Requirements
Repeat the records exactly. Every line must match.

─── Excerpted records ───

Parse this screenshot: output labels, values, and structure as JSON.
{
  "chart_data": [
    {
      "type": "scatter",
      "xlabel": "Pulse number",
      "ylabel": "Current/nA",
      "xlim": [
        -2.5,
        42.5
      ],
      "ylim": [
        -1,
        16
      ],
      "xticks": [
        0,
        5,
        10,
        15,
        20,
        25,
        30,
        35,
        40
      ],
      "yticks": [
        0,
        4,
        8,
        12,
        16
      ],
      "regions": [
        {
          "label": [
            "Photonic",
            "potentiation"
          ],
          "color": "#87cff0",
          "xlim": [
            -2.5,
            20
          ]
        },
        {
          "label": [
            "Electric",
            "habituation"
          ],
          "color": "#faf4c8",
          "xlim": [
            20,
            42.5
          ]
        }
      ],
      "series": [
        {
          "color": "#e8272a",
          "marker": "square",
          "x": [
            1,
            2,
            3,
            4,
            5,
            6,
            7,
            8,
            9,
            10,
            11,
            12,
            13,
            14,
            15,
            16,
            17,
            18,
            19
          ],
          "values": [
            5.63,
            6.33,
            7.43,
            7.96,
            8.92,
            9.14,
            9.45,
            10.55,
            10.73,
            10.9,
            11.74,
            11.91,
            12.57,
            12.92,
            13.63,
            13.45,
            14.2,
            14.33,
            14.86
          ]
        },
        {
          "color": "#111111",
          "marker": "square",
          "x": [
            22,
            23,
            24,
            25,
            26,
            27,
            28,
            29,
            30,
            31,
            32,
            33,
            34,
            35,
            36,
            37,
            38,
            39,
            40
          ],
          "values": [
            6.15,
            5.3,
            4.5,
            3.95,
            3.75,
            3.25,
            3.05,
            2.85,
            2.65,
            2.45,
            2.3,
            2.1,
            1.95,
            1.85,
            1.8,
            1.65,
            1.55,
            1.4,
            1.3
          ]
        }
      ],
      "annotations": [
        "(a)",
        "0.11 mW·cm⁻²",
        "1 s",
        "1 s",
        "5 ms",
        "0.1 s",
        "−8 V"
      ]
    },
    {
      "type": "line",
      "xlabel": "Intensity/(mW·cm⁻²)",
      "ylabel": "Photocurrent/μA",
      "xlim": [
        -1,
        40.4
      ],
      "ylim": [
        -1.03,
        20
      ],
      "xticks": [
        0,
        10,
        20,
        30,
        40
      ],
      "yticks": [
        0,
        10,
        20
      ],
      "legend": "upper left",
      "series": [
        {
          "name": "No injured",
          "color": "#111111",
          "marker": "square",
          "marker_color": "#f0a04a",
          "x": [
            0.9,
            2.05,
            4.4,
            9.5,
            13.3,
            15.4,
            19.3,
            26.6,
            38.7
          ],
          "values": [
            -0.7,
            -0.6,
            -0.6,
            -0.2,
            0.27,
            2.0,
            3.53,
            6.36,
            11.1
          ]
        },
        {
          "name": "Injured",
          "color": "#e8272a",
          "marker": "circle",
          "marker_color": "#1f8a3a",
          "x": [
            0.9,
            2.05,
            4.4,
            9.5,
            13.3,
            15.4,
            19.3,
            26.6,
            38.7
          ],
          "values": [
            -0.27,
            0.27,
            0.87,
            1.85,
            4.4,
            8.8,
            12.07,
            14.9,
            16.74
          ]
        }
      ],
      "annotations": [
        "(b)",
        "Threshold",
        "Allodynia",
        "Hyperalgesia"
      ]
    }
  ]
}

───

Response to the task
Parse this screenshot: output labels, values, and structure as JSON.
{
  "chart_data": [
    {
      "type": "scatter",
      "xlabel": "Pulse number",
      "ylabel": "Current/nA",
      "xlim": [
        -2.5,
        42.5
      ],
      "ylim": [
        -1,
        16
      ],
      "xticks": [
        0,
        5,
        10,
        15,
        20,
        25,
        30,
        35,
        40
      ],
      "yticks": [
        0,
        4,
        8,
        12,
        16
      ],
      "regions": [
        {
          "label": [
            "Photonic",
            "potentiation"
          ],
          "color": "#87cff0",
          "xlim": [
            -2.5,
            20
          ]
        },
        {
          "label": [
            "Electric",
            "habituation"
          ],
          "color": "#faf4c8",
          "xlim": [
            20,
            42.5
          ]
        }
      ],
      "series": [
        {
          "color": "#e8272a",
          "marker": "square",
          "x": [
            1,
            2,
            3,
            4,
            5,
            6,
            7,
            8,
            9,
            10,
            11,
            12,
            13,
            14,
            15,
            16,
            17,
            18,
            19
          ],
          "values": [
            5.63,
            6.33,
            7.43,
            7.96,
            8.92,
            9.14,
            9.45,
            10.55,
            10.73,
            10.9,
            11.74,
            11.91,
            12.57,
            12.92,
            13.63,
            13.45,
            14.2,
            14.33,
            14.86
          ]
        },
        {
          "color": "#111111",
          "marker": "square",
          "x": [
            22,
            23,
            24,
            25,
            26,
            27,
            28,
            29,
            30,
            31,
            32,
            33,
            34,
            35,
            36,
            37,
            38,
            39,
            40
          ],
          "values": [
            6.15,
            5.3,
            4.5,
            3.95,
            3.75,
            3.25,
            3.05,
            2.85,
            2.65,
            2.45,
            2.3,
            2.1,
            1.95,
            1.85,
            1.8,
            1.65,
            1.55,
            1.4,
            1.3
          ]
        }
      ],
      "annotations": [
        "(a)",
        "0.11 mW·cm⁻²",
        "1 s",
        "1 s",
        "5 ms",
        "0.1 s",
        "−8 V"
      ]
    },
    {
      "type": "line",
      "xlabel": "Intensity/(mW·cm⁻²)",
      "ylabel": "Photocurrent/μA",
      "xlim": [
        -1,
        40.4
      ],
      "ylim": [
        -1.03,
        20
      ],
      "xticks": [
        0,
        10,
        20,
        30,
        40
      ],
      "yticks": [
        0,
        10,
        20
      ],
      "legend": "upper left",
      "series": [
        {
          "name": "No injured",
          "color": "#111111",
          "marker": "square",
          "marker_color": "#f0a04a",
          "x": [
            0.9,
            2.05,
            4.4,
            9.5,
            13.3,
            15.4,
            19.3,
            26.6,
            38.7
          ],
          "values": [
            -0.7,
            -0.6,
            -0.6,
            -0.2,
            0.27,
            2.0,
            3.53,
            6.36,
            11.1
          ]
        },
        {
          "name": "Injured",
          "color": "#e8272a",
          "marker": "circle",
          "marker_color": "#1f8a3a",
          "x": [
            0.9,
            2.05,
            4.4,
            9.5,
            13.3,
            15.4,
            19.3,
            26.6,
            38.7
          ],
          "values": [
            -0.27,
            0.27,
            0.87,
            1.85,
            4.4,
            8.8,
            12.07,
            14.9,
            16.74
          ]
        }
      ],
      "annotations": [
        "(b)",
        "Threshold",
        "Allodynia",
        "Hyperalgesia"
      ]
    }
  ]
}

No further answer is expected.